• [Stated problem]:
Would you output the whole listing below, exactly as it reads?
--- Begin ---
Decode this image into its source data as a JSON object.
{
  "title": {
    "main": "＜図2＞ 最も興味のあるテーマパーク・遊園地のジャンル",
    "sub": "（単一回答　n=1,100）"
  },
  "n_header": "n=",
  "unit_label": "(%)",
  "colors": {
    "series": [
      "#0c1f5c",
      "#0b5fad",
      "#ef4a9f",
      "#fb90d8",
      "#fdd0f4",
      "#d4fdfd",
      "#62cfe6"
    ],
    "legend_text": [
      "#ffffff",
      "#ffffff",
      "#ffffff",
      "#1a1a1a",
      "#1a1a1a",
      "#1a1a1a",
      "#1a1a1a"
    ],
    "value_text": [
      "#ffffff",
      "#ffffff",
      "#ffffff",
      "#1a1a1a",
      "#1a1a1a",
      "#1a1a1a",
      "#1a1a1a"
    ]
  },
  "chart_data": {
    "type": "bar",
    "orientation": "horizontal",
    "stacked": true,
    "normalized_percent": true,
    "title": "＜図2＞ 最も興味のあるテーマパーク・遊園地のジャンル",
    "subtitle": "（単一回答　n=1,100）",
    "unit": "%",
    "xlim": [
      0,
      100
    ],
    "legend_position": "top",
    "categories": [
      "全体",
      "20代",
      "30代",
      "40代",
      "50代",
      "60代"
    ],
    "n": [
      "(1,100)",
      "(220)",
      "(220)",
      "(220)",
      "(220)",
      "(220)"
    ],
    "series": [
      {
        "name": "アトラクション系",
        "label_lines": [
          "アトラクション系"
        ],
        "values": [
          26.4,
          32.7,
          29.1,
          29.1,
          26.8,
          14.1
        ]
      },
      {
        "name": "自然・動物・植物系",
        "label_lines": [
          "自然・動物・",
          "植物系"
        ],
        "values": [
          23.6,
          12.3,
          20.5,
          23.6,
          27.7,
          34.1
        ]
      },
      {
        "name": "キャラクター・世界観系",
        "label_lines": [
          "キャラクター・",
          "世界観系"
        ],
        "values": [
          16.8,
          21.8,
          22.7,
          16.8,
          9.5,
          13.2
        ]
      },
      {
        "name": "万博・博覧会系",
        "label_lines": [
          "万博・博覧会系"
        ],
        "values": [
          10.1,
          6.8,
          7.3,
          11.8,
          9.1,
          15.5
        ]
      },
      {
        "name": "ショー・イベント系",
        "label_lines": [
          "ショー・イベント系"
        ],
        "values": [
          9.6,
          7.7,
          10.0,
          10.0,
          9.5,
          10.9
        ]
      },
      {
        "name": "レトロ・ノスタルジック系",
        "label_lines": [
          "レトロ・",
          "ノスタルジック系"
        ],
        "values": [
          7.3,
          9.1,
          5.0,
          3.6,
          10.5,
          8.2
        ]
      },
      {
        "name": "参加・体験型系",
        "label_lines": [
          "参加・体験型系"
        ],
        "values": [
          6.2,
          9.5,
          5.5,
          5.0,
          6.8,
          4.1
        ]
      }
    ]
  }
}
--- End ---
• [Exercise answer]:
Decode this image into its source data as a JSON object.
{
  "title": {
    "main": "＜図2＞ 最も興味のあるテーマパーク・遊園地のジャンル",
    "sub": "（単一回答　n=1,100）"
  },
  "n_header": "n=",
  "unit_label": "(%)",
  "colors": {
    "series": [
      "#0c1f5c",
      "#0b5fad",
      "#ef4a9f",
      "#fb90d8",
      "#fdd0f4",
      "#d4fdfd",
      "#62cfe6"
    ],
    "legend_text": [
      "#ffffff",
      "#ffffff",
      "#ffffff",
      "#1a1a1a",
      "#1a1a1a",
      "#1a1a1a",
      "#1a1a1a"
    ],
    "value_text": [
      "#ffffff",
      "#ffffff",
      "#ffffff",
      "#1a1a1a",
      "#1a1a1a",
      "#1a1a1a",
      "#1a1a1a"
    ]
  },
  "chart_data": {
    "type": "bar",
    "orientation": "horizontal",
    "stacked": true,
    "normalized_percent": true,
    "title": "＜図2＞ 最も興味のあるテーマパーク・遊園地のジャンル",
    "subtitle": "（単一回答　n=1,100）",
    "unit": "%",
    "xlim": [
      0,
      100
    ],
    "legend_position": "top",
    "categories": [
      "全体",
      "20代",
      "30代",
      "40代",
      "50代",
      "60代"
    ],
    "n": [
      "(1,100)",
      "(220)",
      "(220)",
      "(220)",
      "(220)",
      "(220)"
    ],
    "series": [
      {
        "name": "アトラクション系",
        "label_lines": [
          "アトラクション系"
        ],
        "values": [
          26.4,
          32.7,
          29.1,
          29.1,
          26.8,
          14.1
        ]
      },
      {
        "name": "自然・動物・植物系",
        "label_lines": [
          "自然・動物・",
          "植物系"
        ],
        "values": [
          23.6,
          12.3,
          20.5,
          23.6,
          27.7,
          34.1
        ]
      },
      {
        "name": "キャラクター・世界観系",
        "label_lines": [
          "キャラクター・",
          "世界観系"
        ],
        "values": [
          16.8,
          21.8,
          22.7,
          16.8,
          9.5,
          13.2
        ]
      },
      {
        "name": "万博・博覧会系",
        "label_lines": [
          "万博・博覧会系"
        ],
        "values": [
          10.1,
          6.8,
          7.3,
          11.8,
          9.1,
          15.5
        ]
      },
      {
        "name": "ショー・イベント系",
        "label_lines": [
          "ショー・イベント系"
        ],
        "values": [
          9.6,
          7.7,
          10.0,
          10.0,
          9.5,
          10.9
        ]
      },
      {
        "name": "レトロ・ノスタルジック系",
        "label_lines": [
          "レトロ・",
          "ノスタルジック系"
        ],
        "values": [
          7.3,
          9.1,
          5.0,
          3.6,
          10.5,
          8.2
        ]
      },
      {
        "name": "参加・体験型系",
        "label_lines": [
          "参加・体験型系"
        ],
        "values": [
          6.2,
          9.5,
          5.5,
          5.0,
          6.8,
          4.1
        ]
      }
    ]
  }
}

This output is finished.